■ **Excerpt to read**
• • •
From owner-freebsd-bugs  Wed Sep 20 05:20:11 1995
Return-Path: owner-bugs
Received: (from root@localhost)
          by freefall.freebsd.org (8.6.12/8.6.6) id FAA00849
          for bugs-outgoing; Wed, 20 Sep 1995 05:20:11 -0700
Received: (from gnats@localhost)
          by freefall.freebsd.org (8.6.12/8.6.6) id FAA00843
          ; Wed, 20 Sep 1995 05:20:06 -0700
Resent-Date: Wed, 20 Sep 1995 05:20:06 -0700
Resent-Message-Id: <199509201220.FAA00843@freefall.freebsd.org>
Resent-From: gnats (GNATS Management)
Resent-To: freebsd-bugs
Resent-Reply-To: FreeBSD-gnats@freefall.FreeBSD.org,
        kato@eclogite.eps.nagoya-u.ac.jp
Received: from mail.barrnet.net (mail.barrnet.net [131.119.246.7])
          by freefall.freebsd.org (8.6.12/8.6.6) with ESMTP id FAA00818
          for <FreeBSD-gnats-submit@freebsd.org>; Wed, 20 Sep 1995 05:17:46 -0700
Received: from marble.eps.nagoya-u.ac.jp (marble.eps.nagoya-u.ac.jp [133.6.57.68]) by mail.barrnet.net (8.6.10/MAIL-RELAY-LEN) with ESMTP id FAA12434 for <FreeBSD-gnats-submit@freebsd.org>; Wed, 20 Sep 1995 05:17:45 -0700
Received: (from kato@localhost) by marble.eps.nagoya-u.ac.jp (8.6.12+2.4W/3.3W9) id VAA00386; Wed, 20 Sep 1995 21:13:55 +0900
Message-Id: <199509201213.VAA00386@marble.eps.nagoya-u.ac.jp>
Date: Wed, 20 Sep 1995 21:13:55 +0900
From: kato@eclogite.eps.nagoya-u.ac.jp
Reply-To: kato@eclogite.eps.nagoya-u.ac.jp
To: FreeBSD-gnats-submit@freebsd.org
X-Send-Pr-Version: 3.2
Subject: kern/729: unexpected signal 4/10/11
Sender: owner-bugs@freebsd.org
Precedence: bulk


>Number:         729
>Category:       kern
>Synopsis:       unexpected signal 4/10/11
>Confidential:   no
>Severity:       critical
>Priority:       high
>Responsible:    freebsd-bugs
>State:          open
>Class:          sw-bug
>Submitter-Id:   current-users
>Arrival-Date:   Wed Sep 20 05:20:00 PDT 1995
>Last-Modified:
>Originator:     KATO Takenori
>Organization:
Dept. Earth Planet. Sci. Nagoya Univ.
>Release:        FreeBSD 2.2-CURRENT i386
>Environment:
FreeBSD-current (after September 5) on i486DX4 box
>Description:
Programs catches signal 11 and terminated just after execution.  If some
progrma caught signal 11, such program cannot be excuted.  So I have to
reboot my box.   Signal caught by program is usually signal 11, but
somtimes it is signal 10 and as a rare case signal 4.
• • •
■ **Given information**
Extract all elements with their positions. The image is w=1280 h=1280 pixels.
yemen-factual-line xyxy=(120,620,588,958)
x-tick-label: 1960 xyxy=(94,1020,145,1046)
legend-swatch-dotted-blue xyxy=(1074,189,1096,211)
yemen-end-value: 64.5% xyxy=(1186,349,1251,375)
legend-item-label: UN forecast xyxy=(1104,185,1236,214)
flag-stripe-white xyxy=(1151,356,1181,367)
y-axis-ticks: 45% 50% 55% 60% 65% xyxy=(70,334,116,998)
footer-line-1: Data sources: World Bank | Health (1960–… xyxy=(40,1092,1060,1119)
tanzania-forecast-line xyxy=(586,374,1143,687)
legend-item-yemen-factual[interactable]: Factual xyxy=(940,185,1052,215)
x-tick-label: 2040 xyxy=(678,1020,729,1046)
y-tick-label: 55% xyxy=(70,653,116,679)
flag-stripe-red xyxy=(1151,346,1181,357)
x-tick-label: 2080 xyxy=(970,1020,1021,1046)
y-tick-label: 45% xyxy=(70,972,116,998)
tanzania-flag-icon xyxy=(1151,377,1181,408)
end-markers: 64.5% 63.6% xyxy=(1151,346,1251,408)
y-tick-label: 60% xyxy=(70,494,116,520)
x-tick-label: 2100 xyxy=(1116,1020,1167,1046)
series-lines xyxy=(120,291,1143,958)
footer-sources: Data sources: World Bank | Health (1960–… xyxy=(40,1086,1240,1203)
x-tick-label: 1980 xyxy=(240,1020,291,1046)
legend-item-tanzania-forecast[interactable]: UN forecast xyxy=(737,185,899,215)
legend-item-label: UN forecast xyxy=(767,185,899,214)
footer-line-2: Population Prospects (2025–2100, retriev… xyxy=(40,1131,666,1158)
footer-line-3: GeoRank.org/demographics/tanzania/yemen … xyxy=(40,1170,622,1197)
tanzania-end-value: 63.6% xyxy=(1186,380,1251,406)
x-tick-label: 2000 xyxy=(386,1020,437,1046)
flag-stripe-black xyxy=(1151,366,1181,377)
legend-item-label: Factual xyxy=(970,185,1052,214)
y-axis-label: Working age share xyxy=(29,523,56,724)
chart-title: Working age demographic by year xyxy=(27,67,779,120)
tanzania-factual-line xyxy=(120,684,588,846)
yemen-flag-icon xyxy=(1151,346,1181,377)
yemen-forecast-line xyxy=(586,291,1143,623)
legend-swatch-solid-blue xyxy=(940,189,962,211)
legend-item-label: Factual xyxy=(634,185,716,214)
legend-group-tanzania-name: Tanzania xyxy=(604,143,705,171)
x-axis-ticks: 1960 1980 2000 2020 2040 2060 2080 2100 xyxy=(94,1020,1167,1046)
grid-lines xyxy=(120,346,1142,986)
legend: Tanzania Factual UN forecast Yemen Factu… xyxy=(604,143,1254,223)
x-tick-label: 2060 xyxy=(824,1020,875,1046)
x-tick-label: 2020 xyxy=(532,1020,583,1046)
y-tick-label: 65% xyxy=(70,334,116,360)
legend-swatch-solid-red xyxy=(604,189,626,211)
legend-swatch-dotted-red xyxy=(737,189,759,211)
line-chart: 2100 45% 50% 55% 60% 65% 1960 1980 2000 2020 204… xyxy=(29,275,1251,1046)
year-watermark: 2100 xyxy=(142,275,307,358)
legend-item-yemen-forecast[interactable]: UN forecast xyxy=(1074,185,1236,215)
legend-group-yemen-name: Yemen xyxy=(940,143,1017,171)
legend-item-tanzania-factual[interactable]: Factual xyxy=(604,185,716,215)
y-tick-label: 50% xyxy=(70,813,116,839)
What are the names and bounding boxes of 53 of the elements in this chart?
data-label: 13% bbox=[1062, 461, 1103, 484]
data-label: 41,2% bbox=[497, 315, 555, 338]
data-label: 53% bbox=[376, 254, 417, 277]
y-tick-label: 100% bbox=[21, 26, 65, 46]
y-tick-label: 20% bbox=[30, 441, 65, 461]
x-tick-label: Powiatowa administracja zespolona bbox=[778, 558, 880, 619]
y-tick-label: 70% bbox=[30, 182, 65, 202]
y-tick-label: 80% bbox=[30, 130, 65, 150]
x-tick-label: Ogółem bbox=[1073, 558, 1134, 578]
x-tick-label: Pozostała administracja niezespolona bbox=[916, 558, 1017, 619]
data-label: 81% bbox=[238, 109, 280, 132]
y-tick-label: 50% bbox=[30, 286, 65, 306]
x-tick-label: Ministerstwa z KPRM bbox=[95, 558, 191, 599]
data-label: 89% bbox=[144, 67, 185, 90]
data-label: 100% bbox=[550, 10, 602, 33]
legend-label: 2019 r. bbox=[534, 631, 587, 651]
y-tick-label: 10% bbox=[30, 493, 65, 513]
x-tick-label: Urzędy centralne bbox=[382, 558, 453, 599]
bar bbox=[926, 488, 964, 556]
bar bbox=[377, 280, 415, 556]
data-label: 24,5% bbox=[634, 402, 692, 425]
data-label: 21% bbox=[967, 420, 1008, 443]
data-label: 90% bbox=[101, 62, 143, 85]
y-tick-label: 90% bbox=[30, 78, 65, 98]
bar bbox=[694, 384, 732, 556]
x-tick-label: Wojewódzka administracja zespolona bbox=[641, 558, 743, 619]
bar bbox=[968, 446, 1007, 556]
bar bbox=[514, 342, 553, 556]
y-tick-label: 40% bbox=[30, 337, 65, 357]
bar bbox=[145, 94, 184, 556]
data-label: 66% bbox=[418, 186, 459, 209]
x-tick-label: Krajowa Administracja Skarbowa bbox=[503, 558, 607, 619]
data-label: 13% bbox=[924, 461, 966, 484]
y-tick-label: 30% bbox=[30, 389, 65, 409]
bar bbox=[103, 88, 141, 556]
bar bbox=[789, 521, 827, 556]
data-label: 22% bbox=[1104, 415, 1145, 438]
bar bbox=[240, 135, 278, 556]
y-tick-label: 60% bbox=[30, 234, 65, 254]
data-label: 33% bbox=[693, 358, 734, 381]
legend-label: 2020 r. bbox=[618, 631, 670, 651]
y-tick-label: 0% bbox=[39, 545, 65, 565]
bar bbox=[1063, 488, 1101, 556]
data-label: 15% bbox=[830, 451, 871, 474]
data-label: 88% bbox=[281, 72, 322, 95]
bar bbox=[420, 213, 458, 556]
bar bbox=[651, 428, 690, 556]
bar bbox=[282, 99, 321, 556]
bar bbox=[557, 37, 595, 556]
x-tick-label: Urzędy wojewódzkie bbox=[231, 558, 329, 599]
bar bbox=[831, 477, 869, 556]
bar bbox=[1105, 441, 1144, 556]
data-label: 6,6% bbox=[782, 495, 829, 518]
• • •
■ **Exercise details**
Return the bug report word for word from "by freefall.freebsd.org (8.6.12/8.6.6) id FAA00849" up to and including "mail.barrnet.net (mail.barrnet.net [131.119.246.7])". The listing is separate material from the bug report.

■ **Expected answer**
by freefall.freebsd.org (8.6.12/8.6.6) id FAA00849
          for bugs-outgoing; Wed, 20 Sep 1995 05:20:11 -0700
Received: (from gnats@localhost)
          by freefall.freebsd.org (8.6.12/8.6.6) id FAA00843
          ; Wed, 20 Sep 1995 05:20:06 -0700
Resent-Date: Wed, 20 Sep 1995 05:20:06 -0700
Resent-Message-Id: <199509201220.FAA00843@freefall.freebsd.org>
Resent-From: gnats (GNATS Management)
Resent-To: freebsd-bugs
Resent-Reply-To: FreeBSD-gnats@freefall.FreeBSD.org,
        kato@eclogite.eps.nagoya-u.ac.jp
Received: from mail.barrnet.net (mail.barrnet.net [131.119.246.7])